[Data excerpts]
• • • •

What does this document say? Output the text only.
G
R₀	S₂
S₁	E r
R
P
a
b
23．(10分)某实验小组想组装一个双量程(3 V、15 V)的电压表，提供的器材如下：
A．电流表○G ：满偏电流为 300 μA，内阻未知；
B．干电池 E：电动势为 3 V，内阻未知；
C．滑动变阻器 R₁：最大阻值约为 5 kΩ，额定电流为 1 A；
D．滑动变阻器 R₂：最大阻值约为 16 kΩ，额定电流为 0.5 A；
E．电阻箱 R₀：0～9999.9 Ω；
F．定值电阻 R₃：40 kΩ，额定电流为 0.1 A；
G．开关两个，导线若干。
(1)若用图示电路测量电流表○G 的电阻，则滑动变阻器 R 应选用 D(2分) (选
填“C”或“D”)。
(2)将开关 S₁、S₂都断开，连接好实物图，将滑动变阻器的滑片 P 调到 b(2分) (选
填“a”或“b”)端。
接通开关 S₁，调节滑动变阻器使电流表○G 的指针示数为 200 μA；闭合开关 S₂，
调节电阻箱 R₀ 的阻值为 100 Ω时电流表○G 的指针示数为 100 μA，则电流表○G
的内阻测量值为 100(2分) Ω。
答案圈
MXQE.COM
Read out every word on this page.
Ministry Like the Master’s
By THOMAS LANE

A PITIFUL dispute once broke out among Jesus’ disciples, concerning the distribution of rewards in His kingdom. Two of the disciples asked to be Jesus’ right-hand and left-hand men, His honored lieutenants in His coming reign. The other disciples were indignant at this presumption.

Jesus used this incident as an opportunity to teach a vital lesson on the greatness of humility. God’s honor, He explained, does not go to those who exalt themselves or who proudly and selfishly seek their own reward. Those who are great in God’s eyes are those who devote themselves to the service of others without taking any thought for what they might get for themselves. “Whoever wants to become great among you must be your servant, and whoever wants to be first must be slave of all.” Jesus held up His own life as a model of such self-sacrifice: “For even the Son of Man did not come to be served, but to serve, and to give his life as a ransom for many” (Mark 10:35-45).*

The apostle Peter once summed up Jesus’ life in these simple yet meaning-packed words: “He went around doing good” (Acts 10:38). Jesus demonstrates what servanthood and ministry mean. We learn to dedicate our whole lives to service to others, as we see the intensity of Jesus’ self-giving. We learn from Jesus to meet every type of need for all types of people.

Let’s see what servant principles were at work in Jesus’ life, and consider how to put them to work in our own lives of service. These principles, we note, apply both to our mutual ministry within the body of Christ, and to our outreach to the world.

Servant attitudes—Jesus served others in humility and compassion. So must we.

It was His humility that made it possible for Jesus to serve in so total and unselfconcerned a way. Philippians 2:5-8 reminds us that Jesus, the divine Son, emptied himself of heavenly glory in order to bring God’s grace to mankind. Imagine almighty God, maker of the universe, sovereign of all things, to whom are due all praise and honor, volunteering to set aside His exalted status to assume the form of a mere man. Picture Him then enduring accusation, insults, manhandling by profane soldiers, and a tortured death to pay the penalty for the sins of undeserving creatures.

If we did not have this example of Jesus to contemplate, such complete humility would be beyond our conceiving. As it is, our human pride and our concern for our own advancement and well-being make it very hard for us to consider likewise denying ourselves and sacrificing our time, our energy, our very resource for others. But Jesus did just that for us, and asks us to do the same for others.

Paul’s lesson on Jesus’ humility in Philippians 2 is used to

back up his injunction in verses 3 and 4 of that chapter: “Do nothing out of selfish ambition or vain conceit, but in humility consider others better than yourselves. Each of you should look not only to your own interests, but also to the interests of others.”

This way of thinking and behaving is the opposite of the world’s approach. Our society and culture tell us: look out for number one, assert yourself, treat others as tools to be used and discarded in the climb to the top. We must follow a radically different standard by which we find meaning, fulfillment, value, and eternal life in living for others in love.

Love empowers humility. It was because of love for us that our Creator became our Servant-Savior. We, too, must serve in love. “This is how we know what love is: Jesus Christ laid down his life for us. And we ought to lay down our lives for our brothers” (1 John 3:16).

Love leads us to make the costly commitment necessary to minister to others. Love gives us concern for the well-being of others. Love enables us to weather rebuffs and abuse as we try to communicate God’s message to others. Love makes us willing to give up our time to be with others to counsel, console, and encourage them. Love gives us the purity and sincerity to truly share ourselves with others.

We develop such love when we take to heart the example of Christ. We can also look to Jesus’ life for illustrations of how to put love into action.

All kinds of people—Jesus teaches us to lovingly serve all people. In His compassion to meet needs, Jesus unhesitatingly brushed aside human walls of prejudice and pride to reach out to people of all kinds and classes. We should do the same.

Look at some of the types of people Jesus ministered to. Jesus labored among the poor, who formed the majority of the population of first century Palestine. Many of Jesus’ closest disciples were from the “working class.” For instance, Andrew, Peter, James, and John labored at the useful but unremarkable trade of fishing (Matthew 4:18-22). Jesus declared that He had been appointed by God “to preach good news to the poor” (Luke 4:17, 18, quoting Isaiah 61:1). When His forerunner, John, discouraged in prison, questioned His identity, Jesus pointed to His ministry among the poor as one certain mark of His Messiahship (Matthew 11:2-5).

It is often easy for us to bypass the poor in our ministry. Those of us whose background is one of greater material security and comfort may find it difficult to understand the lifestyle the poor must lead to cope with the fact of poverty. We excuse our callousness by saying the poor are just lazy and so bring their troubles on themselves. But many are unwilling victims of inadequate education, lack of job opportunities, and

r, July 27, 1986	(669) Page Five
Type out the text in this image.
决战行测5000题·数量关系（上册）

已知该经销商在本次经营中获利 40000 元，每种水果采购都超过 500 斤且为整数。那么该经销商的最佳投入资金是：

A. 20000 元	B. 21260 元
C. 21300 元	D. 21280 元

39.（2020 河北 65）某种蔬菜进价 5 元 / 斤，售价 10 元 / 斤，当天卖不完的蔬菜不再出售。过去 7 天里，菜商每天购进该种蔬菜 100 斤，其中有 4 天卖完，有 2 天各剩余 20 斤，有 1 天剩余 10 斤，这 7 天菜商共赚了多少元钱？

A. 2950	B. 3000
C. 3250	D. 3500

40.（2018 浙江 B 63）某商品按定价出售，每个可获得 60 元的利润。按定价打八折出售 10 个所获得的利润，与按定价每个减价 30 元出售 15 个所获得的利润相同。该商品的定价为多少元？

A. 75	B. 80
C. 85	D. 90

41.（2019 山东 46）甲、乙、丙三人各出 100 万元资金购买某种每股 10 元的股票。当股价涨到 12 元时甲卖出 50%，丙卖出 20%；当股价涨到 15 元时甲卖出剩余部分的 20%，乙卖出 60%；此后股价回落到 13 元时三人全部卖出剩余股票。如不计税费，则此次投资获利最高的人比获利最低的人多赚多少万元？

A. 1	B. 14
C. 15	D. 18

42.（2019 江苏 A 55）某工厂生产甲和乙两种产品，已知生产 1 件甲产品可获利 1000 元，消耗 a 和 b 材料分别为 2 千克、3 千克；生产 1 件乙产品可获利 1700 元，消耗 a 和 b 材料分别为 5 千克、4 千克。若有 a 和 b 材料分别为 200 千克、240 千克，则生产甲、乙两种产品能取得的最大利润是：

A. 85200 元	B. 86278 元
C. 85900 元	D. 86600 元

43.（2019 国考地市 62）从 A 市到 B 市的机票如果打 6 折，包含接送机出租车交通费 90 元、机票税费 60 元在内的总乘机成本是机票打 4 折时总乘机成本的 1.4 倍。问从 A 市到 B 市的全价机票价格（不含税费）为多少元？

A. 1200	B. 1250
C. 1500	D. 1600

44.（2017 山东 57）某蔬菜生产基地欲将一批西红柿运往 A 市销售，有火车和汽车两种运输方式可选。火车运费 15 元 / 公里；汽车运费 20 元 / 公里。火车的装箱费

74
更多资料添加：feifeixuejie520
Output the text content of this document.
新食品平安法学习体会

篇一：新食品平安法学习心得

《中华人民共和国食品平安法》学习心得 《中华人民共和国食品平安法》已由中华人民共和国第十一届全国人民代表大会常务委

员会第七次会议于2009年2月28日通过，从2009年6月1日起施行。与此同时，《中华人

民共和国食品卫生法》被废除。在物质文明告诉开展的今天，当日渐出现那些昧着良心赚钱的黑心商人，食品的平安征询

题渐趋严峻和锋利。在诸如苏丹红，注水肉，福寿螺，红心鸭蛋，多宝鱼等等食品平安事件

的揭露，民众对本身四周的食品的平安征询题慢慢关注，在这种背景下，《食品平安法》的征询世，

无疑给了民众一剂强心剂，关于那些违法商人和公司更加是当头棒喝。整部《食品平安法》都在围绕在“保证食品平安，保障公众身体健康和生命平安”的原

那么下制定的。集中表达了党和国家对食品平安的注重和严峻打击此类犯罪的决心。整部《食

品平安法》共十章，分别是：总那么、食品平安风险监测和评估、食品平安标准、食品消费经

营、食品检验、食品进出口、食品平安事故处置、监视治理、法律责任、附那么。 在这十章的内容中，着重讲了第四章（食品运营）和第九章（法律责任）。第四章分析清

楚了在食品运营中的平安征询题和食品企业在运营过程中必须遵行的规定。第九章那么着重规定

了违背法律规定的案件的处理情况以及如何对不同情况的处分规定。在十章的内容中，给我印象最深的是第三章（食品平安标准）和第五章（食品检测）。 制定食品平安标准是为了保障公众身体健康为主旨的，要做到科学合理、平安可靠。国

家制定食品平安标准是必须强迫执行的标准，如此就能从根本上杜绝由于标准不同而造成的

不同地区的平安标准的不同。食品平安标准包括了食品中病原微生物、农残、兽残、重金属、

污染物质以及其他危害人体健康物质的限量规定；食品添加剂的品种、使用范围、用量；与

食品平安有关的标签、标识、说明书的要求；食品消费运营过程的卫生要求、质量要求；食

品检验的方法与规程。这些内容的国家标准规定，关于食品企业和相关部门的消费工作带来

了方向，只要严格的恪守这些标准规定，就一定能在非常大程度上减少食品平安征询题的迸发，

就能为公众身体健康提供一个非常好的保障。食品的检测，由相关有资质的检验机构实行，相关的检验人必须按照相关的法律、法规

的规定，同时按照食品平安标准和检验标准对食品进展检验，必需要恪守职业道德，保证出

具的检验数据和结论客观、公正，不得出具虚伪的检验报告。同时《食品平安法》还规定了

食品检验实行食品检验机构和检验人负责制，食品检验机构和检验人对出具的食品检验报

• • • •

**Exercise task**
From the line containing "Output the text content of this document." down to the final line of the data, write out every line exactly; both the first and last of these belong in your answer, and nothing else does.

**Exercise output**
Output the text content of this document.
新食品平安法学习体会

篇一：新食品平安法学习心得

《中华人民共和国食品平安法》学习心得 《中华人民共和国食品平安法》已由中华人民共和国第十一届全国人民代表大会常务委

员会第七次会议于2009年2月28日通过，从2009年6月1日起施行。与此同时，《中华人

民共和国食品卫生法》被废除。在物质文明告诉开展的今天，当日渐出现那些昧着良心赚钱的黑心商人，食品的平安征询

题渐趋严峻和锋利。在诸如苏丹红，注水肉，福寿螺，红心鸭蛋，多宝鱼等等食品平安事件

的揭露，民众对本身四周的食品的平安征询题慢慢关注，在这种背景下，《食品平安法》的征询世，

无疑给了民众一剂强心剂，关于那些违法商人和公司更加是当头棒喝。整部《食品平安法》都在围绕在“保证食品平安，保障公众身体健康和生命平安”的原

那么下制定的。集中表达了党和国家对食品平安的注重和严峻打击此类犯罪的决心。整部《食

品平安法》共十章，分别是：总那么、食品平安风险监测和评估、食品平安标准、食品消费经

营、食品检验、食品进出口、食品平安事故处置、监视治理、法律责任、附那么。 在这十章的内容中，着重讲了第四章（食品运营）和第九章（法律责任）。第四章分析清

楚了在食品运营中的平安征询题和食品企业在运营过程中必须遵行的规定。第九章那么着重规定

了违背法律规定的案件的处理情况以及如何对不同情况的处分规定。在十章的内容中，给我印象最深的是第三章（食品平安标准）和第五章（食品检测）。 制定食品平安标准是为了保障公众身体健康为主旨的，要做到科学合理、平安可靠。国

家制定食品平安标准是必须强迫执行的标准，如此就能从根本上杜绝由于标准不同而造成的

不同地区的平安标准的不同。食品平安标准包括了食品中病原微生物、农残、兽残、重金属、

污染物质以及其他危害人体健康物质的限量规定；食品添加剂的品种、使用范围、用量；与

食品平安有关的标签、标识、说明书的要求；食品消费运营过程的卫生要求、质量要求；食

品检验的方法与规程。这些内容的国家标准规定，关于食品企业和相关部门的消费工作带来

了方向，只要严格的恪守这些标准规定，就一定能在非常大程度上减少食品平安征询题的迸发，

就能为公众身体健康提供一个非常好的保障。食品的检测，由相关有资质的检验机构实行，相关的检验人必须按照相关的法律、法规

的规定，同时按照食品平安标准和检验标准对食品进展检验，必需要恪守职业道德，保证出

具的检验数据和结论客观、公正，不得出具虚伪的检验报告。同时《食品平安法》还规定了

食品检验实行食品检验机构和检验人负责制，食品检验机构和检验人对出具的食品检验报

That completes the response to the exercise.